**DIRECTIVE**
Check each line of the records for "Gardiner"; collect those that have it.

**EXTRACTED ENTRIES**
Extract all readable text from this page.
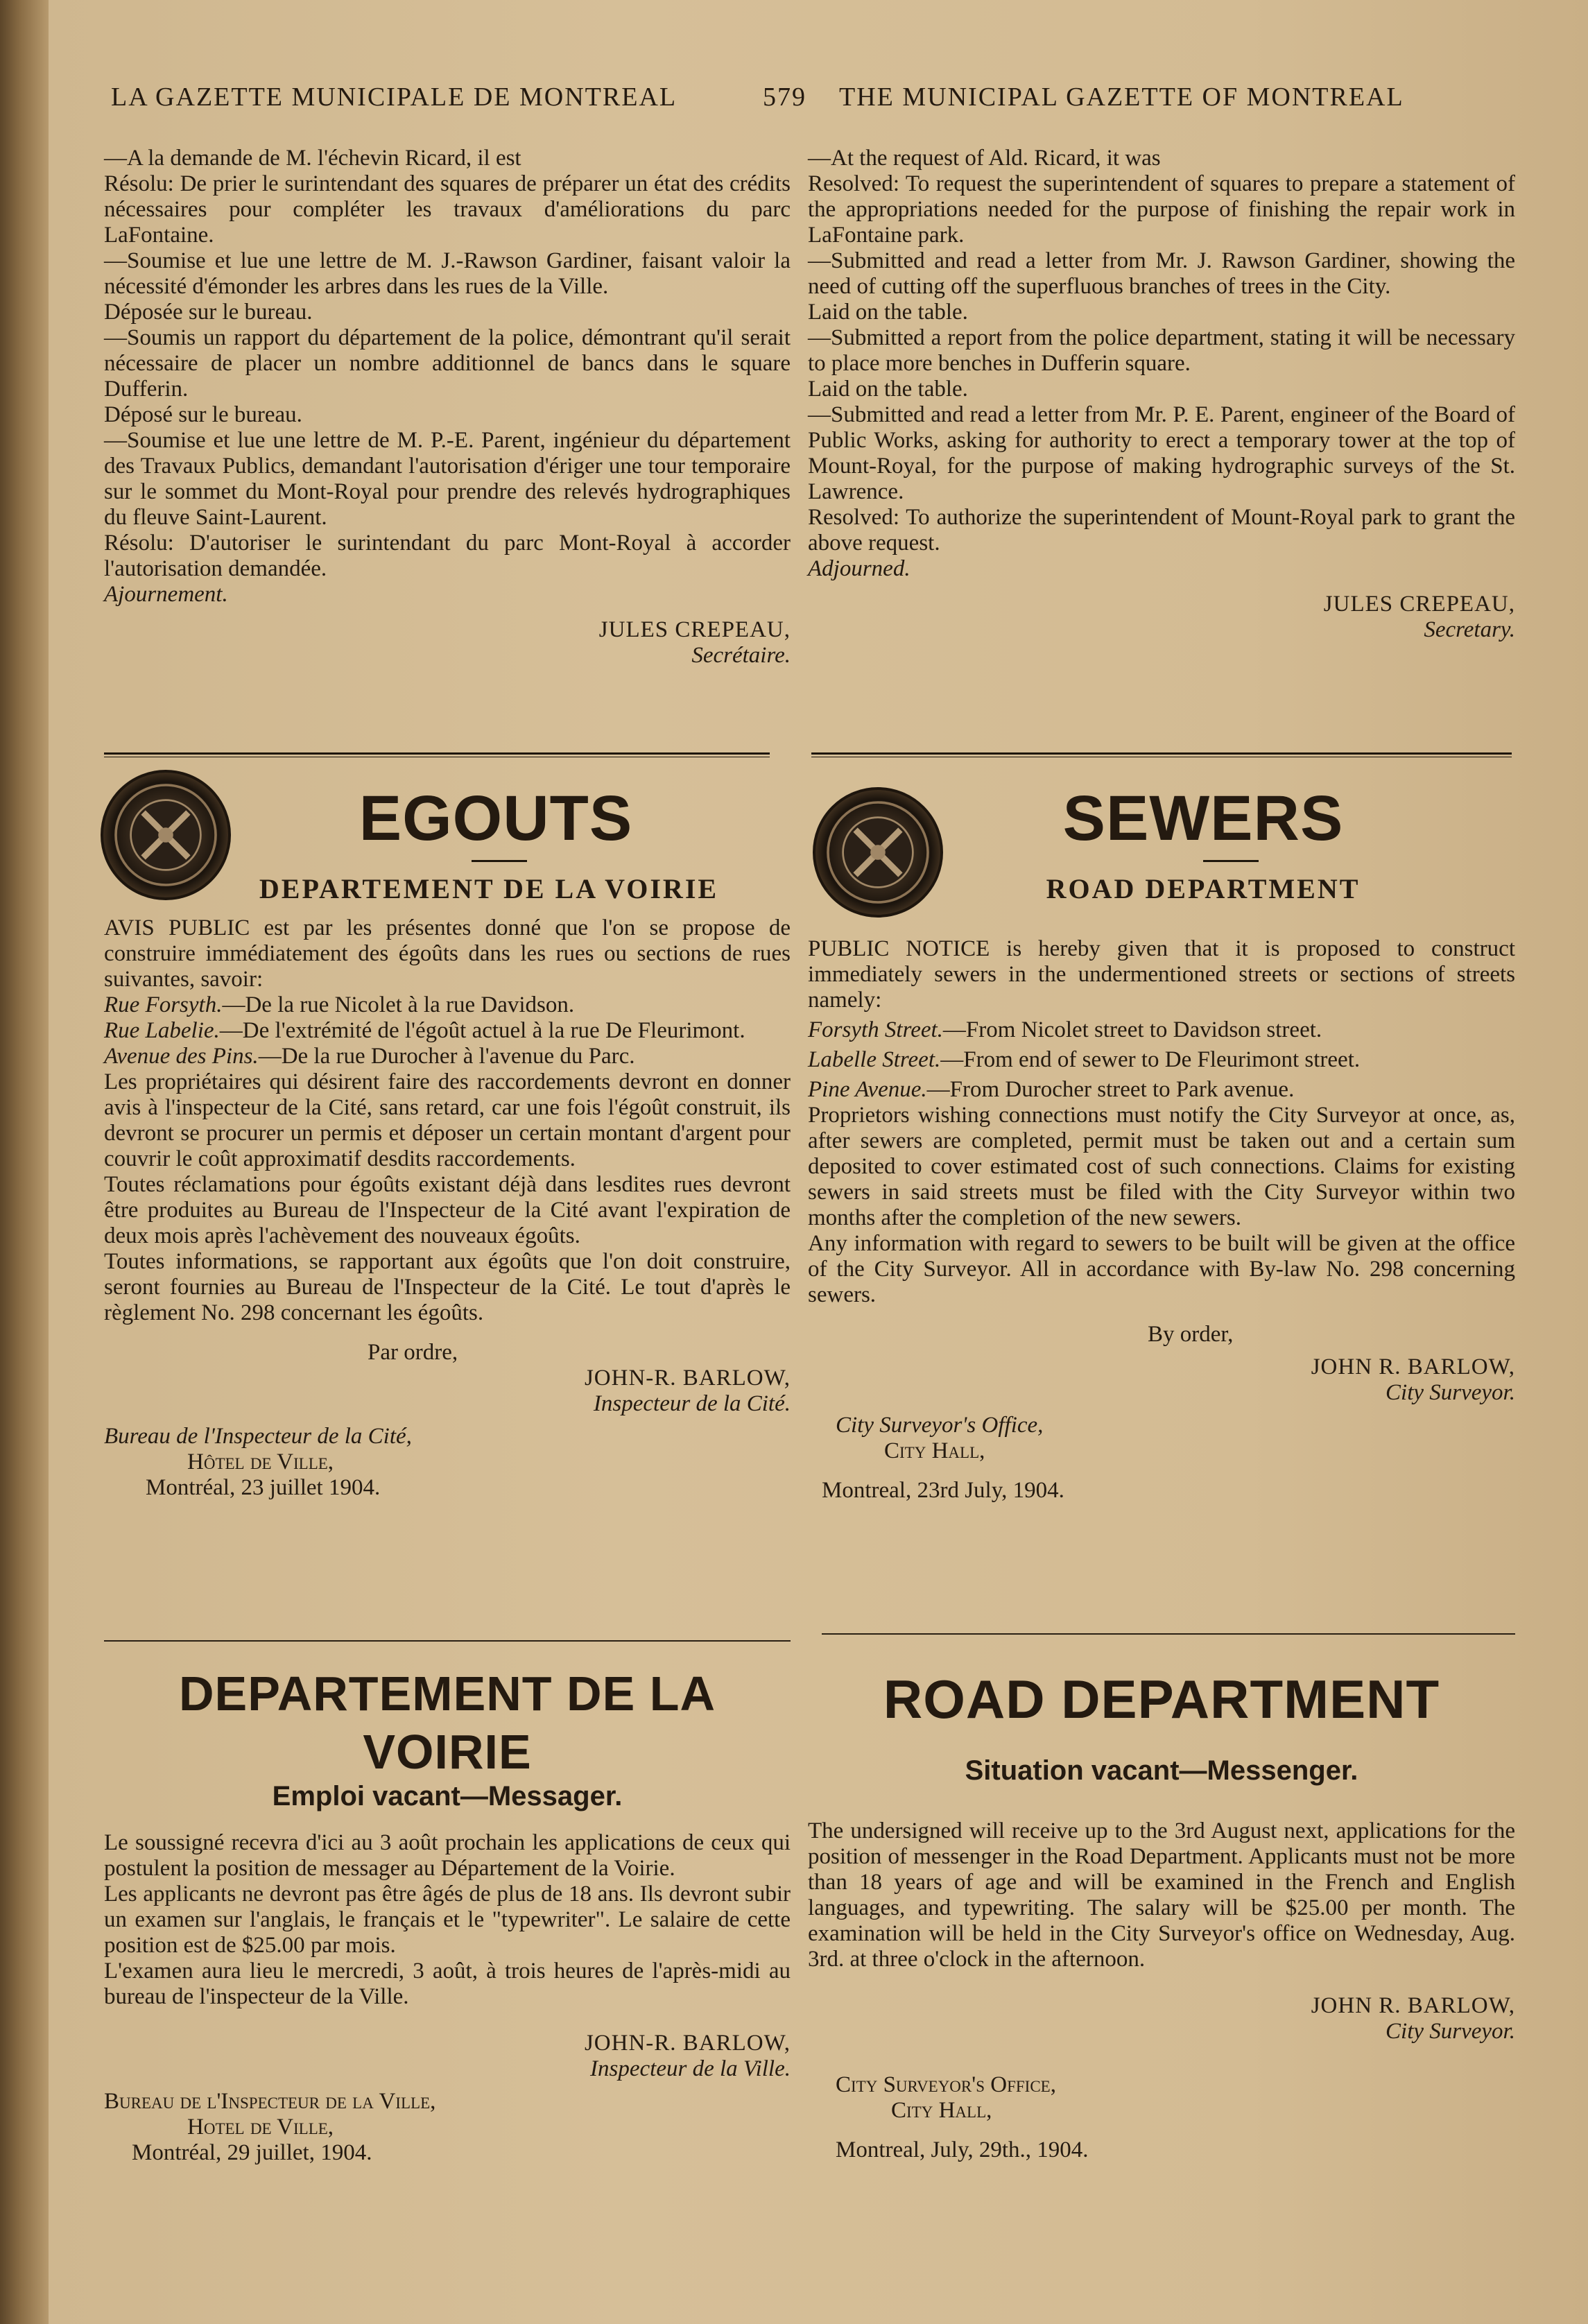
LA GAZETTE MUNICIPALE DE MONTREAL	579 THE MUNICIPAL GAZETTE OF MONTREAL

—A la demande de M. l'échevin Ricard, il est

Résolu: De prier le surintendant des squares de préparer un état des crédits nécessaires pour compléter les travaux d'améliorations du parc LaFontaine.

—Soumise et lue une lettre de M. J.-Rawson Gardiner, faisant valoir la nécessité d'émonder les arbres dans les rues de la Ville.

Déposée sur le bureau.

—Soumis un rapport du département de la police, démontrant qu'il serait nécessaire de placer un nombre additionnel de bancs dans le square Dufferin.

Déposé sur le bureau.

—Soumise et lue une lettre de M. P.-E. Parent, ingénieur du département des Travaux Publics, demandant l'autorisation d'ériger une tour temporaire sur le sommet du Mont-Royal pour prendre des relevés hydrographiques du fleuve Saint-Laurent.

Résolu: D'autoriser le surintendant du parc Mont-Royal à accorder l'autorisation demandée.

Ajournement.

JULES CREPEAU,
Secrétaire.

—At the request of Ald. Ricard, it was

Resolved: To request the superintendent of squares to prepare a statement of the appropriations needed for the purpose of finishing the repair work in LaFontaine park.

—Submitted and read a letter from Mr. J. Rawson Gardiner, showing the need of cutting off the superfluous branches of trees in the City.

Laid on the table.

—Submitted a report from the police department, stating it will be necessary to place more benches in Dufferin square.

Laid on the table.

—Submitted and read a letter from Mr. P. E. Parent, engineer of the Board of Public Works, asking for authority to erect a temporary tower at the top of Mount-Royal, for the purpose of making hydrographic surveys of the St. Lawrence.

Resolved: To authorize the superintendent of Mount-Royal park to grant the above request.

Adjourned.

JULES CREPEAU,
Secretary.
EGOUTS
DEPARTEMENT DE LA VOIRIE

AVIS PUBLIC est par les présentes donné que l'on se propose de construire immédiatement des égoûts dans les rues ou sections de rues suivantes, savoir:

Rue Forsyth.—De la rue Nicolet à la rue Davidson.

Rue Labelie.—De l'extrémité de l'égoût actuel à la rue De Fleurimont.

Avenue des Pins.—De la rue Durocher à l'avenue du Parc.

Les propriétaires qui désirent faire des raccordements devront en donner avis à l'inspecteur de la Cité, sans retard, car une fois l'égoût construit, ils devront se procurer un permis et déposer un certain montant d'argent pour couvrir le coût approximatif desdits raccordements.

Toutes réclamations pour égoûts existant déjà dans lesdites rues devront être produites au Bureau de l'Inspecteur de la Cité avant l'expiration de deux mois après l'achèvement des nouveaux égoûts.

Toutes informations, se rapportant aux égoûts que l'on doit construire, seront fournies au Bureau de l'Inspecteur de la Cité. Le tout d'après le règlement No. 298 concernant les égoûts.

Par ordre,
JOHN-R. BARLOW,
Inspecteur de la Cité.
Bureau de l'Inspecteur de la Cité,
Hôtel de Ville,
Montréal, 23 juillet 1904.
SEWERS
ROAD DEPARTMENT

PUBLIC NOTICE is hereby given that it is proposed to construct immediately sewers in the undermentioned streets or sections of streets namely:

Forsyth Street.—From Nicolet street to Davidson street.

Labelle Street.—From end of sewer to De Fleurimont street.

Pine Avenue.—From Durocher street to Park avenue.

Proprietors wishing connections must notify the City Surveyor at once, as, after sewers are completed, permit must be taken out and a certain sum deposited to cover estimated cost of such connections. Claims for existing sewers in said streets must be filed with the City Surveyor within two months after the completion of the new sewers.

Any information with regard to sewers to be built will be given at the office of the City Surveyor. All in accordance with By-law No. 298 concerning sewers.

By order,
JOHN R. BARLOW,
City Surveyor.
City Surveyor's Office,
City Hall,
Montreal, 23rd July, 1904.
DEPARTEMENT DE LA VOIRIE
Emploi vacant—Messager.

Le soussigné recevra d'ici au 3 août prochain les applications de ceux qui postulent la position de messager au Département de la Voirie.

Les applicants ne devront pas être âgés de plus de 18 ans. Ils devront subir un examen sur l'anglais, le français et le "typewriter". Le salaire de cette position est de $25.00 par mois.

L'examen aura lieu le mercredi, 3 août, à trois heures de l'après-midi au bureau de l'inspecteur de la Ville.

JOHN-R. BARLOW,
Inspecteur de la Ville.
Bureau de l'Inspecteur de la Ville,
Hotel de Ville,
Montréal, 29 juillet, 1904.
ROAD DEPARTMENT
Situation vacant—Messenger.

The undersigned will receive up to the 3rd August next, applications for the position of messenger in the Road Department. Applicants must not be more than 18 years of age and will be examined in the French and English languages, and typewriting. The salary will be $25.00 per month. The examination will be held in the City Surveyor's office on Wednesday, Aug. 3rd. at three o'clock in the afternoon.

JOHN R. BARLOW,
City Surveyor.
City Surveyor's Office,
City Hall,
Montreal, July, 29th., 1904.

...

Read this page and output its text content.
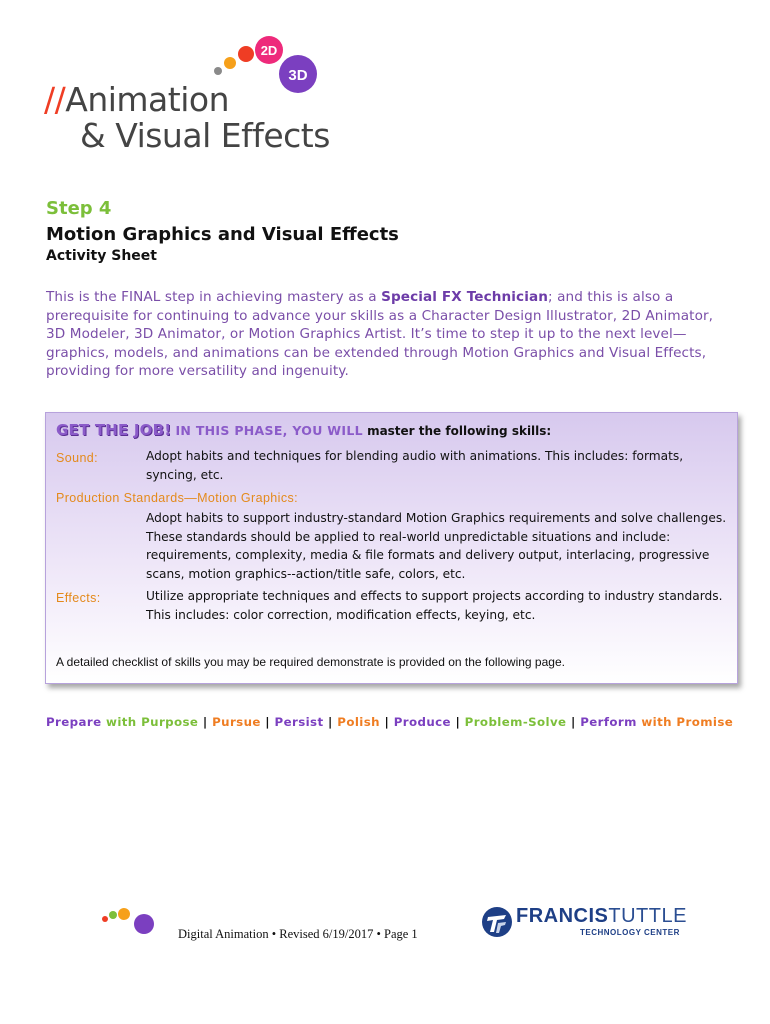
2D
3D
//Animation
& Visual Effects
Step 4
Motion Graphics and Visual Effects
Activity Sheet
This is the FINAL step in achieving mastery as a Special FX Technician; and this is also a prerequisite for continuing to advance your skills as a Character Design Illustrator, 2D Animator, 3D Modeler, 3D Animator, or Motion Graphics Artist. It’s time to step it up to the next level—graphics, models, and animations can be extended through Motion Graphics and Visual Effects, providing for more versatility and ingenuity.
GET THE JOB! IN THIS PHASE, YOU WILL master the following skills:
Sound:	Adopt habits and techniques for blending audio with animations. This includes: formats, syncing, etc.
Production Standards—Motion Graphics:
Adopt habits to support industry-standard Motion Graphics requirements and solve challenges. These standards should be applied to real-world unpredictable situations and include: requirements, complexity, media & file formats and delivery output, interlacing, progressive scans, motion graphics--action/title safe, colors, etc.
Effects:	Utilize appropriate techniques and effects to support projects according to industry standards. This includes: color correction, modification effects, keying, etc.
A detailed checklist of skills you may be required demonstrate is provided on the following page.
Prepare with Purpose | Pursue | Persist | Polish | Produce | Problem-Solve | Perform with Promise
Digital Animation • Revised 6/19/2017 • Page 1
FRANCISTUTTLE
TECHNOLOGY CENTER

**SOLUTION TO THIS TASK**
—Soumise et lue une lettre de M. J.-Rawson Gardiner, faisant valoir la nécessité d'émonder les arbres dans les rues de la Ville.
—Submitted and read a letter from Mr. J. Rawson Gardiner, showing the need of cutting off the superfluous branches of trees in the City.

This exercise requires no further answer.